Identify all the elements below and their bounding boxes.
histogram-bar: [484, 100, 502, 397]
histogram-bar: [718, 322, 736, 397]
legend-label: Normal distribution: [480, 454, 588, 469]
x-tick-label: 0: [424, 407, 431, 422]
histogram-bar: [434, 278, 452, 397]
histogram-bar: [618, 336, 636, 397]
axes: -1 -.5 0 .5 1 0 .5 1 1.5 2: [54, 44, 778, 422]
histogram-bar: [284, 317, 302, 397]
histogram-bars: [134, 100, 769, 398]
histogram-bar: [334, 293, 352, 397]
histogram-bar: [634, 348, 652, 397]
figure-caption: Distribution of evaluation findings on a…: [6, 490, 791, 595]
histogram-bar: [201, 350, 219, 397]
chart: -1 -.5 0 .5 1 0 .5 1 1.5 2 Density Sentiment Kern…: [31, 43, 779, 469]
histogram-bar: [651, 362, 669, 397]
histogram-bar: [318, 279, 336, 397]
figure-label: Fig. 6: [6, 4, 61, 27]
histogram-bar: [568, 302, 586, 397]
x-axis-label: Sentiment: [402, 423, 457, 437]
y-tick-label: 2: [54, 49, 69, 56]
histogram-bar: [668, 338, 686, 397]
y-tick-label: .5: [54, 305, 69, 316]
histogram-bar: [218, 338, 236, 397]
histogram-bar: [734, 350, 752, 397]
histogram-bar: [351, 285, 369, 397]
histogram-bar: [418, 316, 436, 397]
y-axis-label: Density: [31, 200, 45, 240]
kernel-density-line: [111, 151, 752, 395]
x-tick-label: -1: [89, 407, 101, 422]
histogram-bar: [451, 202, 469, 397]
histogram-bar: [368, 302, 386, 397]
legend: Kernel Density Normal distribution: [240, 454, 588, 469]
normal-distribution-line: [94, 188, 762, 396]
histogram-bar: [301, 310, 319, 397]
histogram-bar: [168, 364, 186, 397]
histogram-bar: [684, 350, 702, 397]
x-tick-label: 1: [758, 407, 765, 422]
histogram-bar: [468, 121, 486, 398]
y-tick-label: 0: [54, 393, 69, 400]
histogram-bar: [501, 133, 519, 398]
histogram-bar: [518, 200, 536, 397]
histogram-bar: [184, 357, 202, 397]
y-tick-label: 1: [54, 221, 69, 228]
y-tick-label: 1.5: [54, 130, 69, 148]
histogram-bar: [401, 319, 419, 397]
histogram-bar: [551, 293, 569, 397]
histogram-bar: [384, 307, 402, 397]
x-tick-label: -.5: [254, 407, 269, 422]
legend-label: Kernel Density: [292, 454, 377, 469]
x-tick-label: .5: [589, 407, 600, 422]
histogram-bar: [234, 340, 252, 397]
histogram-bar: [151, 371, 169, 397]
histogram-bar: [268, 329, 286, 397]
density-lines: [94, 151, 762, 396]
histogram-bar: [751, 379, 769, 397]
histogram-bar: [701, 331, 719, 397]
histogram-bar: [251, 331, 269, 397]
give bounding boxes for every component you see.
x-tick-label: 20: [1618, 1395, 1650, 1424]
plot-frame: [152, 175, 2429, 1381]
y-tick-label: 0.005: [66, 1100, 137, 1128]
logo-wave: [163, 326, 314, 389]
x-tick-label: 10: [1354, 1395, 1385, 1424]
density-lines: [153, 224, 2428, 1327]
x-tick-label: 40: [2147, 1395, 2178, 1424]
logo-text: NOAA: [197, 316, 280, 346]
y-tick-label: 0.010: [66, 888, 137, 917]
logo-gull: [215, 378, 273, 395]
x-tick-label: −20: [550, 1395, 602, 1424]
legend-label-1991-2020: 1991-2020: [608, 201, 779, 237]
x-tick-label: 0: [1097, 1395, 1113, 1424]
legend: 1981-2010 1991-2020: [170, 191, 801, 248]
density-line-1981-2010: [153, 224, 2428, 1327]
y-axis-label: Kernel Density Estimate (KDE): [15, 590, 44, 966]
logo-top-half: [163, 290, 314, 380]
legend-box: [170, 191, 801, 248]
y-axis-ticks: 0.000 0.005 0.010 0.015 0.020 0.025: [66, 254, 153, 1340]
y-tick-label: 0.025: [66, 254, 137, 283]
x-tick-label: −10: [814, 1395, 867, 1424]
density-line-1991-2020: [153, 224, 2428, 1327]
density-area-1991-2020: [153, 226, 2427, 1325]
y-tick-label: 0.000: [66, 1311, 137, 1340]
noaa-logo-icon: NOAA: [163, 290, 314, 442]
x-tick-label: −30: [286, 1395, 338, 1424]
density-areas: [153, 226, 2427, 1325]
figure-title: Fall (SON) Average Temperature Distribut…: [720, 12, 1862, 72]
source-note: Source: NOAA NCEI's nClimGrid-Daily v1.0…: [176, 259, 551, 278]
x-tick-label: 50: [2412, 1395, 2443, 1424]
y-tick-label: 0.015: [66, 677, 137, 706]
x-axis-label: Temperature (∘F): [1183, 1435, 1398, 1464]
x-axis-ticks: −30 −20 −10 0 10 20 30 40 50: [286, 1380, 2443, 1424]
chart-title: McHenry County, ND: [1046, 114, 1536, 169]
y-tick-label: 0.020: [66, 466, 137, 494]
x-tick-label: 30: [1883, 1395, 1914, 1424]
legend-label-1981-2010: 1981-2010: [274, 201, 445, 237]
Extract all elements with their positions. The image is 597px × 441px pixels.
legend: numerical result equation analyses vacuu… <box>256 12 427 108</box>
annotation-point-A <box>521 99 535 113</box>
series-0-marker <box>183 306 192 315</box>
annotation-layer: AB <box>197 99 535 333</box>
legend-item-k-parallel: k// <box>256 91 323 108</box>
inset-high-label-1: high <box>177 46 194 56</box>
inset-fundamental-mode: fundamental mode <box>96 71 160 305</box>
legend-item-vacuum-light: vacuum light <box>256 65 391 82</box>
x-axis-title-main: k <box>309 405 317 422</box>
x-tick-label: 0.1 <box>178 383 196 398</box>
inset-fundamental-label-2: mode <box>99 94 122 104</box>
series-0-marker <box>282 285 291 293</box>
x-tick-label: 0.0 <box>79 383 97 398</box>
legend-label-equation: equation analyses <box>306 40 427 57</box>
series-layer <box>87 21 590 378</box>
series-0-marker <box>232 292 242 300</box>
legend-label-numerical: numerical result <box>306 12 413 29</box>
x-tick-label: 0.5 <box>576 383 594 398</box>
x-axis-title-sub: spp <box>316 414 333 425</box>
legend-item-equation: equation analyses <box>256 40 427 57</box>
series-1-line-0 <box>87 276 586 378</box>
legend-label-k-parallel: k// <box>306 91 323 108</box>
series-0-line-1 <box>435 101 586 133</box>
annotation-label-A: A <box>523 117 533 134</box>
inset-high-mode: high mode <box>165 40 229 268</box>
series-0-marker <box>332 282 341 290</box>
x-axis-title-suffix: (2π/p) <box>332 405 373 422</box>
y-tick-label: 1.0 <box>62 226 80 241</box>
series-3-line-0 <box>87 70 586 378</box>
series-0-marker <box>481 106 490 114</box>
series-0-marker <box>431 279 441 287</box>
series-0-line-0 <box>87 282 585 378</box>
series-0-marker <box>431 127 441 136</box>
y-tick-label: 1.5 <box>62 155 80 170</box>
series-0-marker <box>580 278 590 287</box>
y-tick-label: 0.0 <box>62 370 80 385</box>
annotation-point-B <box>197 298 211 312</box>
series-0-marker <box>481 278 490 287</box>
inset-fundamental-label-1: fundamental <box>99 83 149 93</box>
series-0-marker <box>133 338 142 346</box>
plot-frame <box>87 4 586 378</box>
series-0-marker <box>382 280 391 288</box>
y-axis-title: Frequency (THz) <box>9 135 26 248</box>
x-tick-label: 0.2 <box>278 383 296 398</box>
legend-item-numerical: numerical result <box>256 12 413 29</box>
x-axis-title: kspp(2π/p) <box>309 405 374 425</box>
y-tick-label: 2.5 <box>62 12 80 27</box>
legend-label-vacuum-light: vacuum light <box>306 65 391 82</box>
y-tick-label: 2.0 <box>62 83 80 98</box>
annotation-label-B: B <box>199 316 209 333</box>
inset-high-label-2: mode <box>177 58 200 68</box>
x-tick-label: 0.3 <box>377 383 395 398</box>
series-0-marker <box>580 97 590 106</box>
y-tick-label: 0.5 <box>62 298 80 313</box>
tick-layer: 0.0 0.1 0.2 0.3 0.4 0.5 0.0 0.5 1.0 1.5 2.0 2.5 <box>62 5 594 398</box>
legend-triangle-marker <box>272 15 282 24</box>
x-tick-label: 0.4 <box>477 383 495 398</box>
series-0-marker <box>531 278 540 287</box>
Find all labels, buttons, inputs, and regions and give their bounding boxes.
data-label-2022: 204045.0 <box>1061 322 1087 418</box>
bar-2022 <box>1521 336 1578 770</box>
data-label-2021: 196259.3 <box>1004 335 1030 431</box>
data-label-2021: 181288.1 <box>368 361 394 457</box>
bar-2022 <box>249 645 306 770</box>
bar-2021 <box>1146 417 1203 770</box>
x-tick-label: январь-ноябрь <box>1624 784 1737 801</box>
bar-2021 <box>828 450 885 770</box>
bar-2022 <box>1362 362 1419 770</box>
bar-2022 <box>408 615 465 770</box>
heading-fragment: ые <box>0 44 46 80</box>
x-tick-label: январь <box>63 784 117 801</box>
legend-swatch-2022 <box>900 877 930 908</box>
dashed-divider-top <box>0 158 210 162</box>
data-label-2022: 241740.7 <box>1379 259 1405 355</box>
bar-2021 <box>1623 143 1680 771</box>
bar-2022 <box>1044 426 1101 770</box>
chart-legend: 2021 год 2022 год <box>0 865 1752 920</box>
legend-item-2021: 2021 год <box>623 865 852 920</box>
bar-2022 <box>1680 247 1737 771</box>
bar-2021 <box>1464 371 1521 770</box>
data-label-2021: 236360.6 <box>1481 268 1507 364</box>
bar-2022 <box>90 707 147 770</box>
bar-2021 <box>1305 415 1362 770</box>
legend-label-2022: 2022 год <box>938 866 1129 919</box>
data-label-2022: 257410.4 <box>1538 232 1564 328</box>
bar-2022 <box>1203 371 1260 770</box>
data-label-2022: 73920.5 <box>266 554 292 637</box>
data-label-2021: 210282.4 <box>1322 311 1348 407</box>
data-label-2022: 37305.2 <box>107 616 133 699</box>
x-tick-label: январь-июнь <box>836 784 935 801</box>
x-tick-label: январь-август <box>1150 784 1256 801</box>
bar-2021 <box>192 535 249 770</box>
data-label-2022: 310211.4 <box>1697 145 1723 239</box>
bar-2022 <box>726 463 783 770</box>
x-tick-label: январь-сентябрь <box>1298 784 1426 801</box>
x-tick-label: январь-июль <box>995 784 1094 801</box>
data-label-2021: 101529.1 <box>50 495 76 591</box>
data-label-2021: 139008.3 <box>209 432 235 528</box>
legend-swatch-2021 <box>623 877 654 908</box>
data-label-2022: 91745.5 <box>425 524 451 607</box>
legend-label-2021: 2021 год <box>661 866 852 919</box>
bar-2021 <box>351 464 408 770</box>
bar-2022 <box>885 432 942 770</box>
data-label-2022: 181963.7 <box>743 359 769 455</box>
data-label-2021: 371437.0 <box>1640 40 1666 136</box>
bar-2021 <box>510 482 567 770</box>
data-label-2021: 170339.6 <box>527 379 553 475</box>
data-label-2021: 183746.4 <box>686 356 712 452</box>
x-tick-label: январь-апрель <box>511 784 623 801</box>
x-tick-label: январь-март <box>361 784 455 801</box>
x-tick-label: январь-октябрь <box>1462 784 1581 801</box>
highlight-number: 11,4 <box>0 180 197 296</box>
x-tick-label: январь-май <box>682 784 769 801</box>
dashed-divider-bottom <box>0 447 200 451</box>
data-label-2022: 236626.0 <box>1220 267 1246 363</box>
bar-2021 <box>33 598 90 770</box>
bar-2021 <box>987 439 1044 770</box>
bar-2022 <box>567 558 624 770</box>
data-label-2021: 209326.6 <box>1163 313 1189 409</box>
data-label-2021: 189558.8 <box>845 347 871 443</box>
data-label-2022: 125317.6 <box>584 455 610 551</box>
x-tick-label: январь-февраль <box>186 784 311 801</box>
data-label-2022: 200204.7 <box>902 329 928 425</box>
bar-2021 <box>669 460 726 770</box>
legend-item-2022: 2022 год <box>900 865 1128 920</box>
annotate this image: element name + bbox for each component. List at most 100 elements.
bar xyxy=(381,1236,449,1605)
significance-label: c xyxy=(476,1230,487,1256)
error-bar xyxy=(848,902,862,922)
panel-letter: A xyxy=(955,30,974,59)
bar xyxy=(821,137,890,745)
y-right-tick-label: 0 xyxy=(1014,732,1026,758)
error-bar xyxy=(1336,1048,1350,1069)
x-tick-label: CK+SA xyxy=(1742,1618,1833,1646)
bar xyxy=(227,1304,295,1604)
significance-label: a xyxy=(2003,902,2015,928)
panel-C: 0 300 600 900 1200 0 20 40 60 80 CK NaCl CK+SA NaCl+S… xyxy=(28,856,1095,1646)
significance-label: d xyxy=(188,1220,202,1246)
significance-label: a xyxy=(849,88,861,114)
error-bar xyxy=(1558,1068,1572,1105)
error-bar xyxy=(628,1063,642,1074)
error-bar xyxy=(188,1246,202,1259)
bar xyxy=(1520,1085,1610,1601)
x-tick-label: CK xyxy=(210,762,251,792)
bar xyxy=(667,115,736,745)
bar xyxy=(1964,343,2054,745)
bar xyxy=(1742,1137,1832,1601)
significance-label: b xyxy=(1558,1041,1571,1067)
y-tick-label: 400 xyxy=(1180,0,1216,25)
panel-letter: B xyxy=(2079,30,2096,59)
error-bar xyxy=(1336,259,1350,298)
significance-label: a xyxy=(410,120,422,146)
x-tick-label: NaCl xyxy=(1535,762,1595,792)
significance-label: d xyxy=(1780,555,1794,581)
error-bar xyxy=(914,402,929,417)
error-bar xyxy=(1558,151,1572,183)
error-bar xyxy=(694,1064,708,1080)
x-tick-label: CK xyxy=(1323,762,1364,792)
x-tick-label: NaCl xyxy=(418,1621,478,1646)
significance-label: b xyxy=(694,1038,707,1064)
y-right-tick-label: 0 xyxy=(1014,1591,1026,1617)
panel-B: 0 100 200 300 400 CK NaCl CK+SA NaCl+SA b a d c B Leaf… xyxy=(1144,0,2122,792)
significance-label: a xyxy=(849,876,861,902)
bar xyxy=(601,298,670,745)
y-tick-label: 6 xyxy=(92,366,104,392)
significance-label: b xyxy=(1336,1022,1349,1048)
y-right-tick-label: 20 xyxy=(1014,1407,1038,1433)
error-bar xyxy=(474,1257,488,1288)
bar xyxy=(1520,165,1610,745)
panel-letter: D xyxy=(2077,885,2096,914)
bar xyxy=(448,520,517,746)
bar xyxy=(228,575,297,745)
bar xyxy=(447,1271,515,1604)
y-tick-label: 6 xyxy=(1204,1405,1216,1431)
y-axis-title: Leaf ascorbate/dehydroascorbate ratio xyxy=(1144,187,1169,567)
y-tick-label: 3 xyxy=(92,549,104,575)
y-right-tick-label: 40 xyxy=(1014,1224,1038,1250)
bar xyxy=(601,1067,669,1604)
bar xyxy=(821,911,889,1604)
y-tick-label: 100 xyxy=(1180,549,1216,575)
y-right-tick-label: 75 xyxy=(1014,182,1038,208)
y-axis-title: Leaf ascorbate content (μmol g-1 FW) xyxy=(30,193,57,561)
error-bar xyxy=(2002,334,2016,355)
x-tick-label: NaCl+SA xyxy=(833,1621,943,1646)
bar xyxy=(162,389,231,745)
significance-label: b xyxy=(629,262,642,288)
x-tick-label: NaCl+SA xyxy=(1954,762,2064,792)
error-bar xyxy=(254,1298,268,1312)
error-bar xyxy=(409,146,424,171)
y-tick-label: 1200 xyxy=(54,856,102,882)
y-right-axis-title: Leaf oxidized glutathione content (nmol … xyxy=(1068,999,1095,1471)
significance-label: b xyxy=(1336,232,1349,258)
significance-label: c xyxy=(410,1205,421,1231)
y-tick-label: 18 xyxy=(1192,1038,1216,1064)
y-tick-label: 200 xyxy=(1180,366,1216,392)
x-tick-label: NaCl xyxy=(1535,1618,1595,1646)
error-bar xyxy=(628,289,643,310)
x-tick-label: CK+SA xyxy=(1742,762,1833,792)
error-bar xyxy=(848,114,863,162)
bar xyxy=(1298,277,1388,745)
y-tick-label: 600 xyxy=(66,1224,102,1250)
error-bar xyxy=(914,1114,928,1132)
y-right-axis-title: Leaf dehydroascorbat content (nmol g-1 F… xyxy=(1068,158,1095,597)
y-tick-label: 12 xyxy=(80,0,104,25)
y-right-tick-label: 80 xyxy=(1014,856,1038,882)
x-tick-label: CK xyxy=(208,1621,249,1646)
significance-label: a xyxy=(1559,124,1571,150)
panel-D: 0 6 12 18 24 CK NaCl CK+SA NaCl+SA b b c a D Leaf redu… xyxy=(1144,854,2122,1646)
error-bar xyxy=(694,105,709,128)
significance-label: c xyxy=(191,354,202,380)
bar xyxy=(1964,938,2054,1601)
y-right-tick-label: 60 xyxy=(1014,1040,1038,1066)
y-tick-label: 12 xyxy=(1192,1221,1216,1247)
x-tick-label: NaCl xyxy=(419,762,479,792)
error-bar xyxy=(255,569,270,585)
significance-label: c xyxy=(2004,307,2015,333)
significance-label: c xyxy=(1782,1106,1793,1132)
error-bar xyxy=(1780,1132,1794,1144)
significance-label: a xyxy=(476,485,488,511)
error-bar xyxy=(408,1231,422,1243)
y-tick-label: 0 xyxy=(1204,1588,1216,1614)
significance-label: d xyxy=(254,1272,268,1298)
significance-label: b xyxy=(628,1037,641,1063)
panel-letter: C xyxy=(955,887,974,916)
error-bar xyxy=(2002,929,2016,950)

══════════

**Written task**
Render the entries as a numbered list, omitting blank lines, starting at the first line of the entries and ending at the line that contains "histogram-bar: [351, 285, 369, 397]".

**Response to this exercise**
1. Identify all the elements below and their bounding boxes.
2. histogram-bar: [484, 100, 502, 397]
3. histogram-bar: [718, 322, 736, 397]
4. legend-label: Normal distribution: [480, 454, 588, 469]
5. x-tick-label: 0: [424, 407, 431, 422]
6. histogram-bar: [434, 278, 452, 397]
7. histogram-bar: [618, 336, 636, 397]
8. axes: -1 -.5 0 .5 1 0 .5 1 1.5 2: [54, 44, 778, 422]
9. histogram-bar: [284, 317, 302, 397]
10. histogram-bars: [134, 100, 769, 398]
11. histogram-bar: [334, 293, 352, 397]
12. histogram-bar: [634, 348, 652, 397]
13. figure-caption: Distribution of evaluation findings on a…: [6, 490, 791, 595]
14. histogram-bar: [201, 350, 219, 397]
15. chart: -1 -.5 0 .5 1 0 .5 1 1.5 2 Density Sentiment Kern…: [31, 43, 779, 469]
16. histogram-bar: [651, 362, 669, 397]
17. histogram-bar: [318, 279, 336, 397]
18. figure-label: Fig. 6: [6, 4, 61, 27]
19. histogram-bar: [568, 302, 586, 397]
20. x-axis-label: Sentiment: [402, 423, 457, 437]
21. y-tick-label: 2: [54, 49, 69, 56]
22. histogram-bar: [668, 338, 686, 397]
23. y-tick-label: .5: [54, 305, 69, 316]
24. histogram-bar: [218, 338, 236, 397]
25. histogram-bar: [734, 350, 752, 397]
26. histogram-bar: [351, 285, 369, 397]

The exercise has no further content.